Review the material and extract every line in which the word "Usage" occurs.

* BEGIN *

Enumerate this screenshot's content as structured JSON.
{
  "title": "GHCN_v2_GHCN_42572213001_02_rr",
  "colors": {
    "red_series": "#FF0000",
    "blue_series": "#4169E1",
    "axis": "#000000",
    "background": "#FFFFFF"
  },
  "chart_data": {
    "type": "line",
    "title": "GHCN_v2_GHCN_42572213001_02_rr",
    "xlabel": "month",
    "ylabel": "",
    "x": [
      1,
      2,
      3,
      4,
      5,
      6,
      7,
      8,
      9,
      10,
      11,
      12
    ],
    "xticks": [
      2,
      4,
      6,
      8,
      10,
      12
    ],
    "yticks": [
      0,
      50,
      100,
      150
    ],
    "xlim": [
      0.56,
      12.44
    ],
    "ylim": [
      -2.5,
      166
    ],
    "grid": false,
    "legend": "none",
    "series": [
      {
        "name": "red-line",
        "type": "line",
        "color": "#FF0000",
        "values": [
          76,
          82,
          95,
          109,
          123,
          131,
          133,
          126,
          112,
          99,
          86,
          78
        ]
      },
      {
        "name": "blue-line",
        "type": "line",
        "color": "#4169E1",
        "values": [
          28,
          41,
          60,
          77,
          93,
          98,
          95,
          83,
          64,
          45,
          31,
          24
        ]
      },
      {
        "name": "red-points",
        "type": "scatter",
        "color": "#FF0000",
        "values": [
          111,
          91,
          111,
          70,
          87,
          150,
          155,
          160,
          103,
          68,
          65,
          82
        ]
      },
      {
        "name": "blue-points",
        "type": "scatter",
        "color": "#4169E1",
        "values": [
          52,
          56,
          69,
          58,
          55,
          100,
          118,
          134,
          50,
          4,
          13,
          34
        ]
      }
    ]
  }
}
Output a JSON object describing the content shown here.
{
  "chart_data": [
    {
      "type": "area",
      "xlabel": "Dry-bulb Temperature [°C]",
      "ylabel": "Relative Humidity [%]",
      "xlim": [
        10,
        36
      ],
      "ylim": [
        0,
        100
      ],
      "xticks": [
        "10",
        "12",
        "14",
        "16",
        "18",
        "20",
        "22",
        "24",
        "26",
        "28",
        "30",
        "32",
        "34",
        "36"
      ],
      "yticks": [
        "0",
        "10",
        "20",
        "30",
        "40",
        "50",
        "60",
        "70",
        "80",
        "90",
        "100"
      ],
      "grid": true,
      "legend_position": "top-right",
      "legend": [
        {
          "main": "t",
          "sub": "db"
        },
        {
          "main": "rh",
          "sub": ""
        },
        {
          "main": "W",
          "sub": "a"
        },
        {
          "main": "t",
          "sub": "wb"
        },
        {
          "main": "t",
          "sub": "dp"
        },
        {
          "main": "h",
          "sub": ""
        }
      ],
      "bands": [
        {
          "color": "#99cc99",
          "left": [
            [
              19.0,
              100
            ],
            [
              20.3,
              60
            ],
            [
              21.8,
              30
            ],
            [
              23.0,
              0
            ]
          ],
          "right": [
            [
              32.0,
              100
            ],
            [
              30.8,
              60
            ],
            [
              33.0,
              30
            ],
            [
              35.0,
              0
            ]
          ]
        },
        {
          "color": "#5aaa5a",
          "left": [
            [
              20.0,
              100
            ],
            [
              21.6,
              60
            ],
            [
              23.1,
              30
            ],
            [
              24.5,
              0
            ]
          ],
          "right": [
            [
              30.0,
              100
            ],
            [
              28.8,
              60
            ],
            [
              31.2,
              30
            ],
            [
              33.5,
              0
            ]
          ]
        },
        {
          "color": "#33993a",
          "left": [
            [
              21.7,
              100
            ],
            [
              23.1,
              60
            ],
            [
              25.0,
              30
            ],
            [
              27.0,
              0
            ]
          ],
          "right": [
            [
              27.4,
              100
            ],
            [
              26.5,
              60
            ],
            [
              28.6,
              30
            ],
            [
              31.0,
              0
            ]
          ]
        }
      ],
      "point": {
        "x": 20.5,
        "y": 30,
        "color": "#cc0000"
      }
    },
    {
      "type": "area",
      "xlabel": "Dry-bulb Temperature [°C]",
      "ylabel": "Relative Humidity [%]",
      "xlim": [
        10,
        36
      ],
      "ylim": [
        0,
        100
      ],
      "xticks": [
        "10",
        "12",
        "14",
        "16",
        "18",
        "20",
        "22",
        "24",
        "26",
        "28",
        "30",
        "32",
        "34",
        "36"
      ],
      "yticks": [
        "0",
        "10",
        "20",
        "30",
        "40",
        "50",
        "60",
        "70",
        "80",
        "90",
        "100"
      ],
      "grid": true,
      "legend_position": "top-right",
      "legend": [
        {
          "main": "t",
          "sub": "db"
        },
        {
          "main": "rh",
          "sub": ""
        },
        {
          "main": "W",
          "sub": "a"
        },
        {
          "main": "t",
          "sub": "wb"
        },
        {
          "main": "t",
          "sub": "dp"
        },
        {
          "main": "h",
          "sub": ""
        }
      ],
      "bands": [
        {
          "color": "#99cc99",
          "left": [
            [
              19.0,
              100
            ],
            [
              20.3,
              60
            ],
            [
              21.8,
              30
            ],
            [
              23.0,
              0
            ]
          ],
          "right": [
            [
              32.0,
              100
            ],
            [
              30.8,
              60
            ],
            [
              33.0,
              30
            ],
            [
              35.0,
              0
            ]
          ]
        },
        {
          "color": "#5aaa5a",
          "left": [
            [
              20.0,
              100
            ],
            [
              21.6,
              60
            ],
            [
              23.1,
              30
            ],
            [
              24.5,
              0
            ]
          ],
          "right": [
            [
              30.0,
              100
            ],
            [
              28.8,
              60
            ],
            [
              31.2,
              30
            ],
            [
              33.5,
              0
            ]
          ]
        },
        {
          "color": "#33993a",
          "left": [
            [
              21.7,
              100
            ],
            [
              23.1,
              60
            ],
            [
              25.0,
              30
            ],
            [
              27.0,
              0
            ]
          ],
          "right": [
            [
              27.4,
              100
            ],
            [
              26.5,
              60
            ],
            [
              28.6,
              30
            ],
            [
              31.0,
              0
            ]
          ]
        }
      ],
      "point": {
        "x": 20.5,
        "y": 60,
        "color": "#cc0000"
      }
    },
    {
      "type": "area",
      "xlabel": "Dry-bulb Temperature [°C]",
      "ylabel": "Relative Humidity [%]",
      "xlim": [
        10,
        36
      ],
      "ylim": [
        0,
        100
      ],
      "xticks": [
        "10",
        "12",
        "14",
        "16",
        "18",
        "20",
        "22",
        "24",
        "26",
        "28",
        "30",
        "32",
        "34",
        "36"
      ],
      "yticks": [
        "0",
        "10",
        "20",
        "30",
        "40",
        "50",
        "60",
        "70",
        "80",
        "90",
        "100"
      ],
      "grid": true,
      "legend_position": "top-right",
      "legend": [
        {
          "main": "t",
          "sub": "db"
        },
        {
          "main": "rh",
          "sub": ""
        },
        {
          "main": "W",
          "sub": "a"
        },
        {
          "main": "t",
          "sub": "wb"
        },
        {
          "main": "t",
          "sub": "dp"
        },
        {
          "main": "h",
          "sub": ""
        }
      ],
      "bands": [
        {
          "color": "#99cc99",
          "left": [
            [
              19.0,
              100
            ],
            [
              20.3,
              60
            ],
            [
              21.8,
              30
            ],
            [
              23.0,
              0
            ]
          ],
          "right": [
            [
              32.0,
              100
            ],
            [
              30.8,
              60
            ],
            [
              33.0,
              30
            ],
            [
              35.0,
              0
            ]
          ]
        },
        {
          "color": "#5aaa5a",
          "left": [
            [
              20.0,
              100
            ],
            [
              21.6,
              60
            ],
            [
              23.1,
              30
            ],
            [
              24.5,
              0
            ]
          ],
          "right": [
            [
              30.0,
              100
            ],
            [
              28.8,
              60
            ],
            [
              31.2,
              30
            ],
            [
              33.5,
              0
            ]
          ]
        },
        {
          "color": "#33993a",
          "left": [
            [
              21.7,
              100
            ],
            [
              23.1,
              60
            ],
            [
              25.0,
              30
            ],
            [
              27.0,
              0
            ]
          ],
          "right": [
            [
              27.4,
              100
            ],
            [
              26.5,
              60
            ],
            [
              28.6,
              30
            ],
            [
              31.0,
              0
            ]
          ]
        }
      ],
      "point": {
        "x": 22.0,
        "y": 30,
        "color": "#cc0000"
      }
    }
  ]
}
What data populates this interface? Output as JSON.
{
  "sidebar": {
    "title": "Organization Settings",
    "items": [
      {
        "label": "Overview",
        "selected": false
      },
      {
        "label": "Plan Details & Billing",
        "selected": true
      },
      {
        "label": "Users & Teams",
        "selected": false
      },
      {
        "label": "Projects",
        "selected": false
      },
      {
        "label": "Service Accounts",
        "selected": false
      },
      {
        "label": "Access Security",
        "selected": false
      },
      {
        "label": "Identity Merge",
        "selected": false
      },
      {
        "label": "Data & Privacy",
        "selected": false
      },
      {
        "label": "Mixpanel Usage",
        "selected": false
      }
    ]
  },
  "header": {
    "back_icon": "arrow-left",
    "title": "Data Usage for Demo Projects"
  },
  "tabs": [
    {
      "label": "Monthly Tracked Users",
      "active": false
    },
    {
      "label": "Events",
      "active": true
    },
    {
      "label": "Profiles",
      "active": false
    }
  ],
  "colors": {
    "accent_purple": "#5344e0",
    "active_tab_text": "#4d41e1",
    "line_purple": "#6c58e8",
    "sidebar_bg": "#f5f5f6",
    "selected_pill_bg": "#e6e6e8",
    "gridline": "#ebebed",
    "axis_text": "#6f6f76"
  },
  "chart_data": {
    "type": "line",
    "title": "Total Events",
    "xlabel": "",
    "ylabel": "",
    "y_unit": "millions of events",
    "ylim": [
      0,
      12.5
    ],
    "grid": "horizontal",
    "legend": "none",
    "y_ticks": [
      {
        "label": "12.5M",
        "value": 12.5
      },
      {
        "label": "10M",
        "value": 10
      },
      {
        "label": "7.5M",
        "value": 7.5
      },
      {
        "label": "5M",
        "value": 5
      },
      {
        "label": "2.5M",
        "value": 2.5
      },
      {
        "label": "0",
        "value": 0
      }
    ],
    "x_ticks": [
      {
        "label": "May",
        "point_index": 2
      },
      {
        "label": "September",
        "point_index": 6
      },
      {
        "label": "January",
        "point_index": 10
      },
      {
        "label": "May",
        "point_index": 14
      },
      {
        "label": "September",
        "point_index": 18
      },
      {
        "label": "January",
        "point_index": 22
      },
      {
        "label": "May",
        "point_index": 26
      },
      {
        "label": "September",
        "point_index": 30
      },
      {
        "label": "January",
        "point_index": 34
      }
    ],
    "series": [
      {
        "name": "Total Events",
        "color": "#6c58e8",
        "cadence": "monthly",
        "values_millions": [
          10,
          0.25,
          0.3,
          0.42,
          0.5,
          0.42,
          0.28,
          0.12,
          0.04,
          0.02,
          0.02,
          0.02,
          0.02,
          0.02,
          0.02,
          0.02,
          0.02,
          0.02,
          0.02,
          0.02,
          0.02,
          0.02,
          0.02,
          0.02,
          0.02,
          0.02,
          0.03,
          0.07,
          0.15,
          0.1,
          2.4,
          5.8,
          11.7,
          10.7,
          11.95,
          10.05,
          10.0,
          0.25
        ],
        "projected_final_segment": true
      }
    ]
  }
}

* END *

_Output for this exercise_.
        "label": "Mixpanel Usage",
    "title": "Data Usage for Demo Projects"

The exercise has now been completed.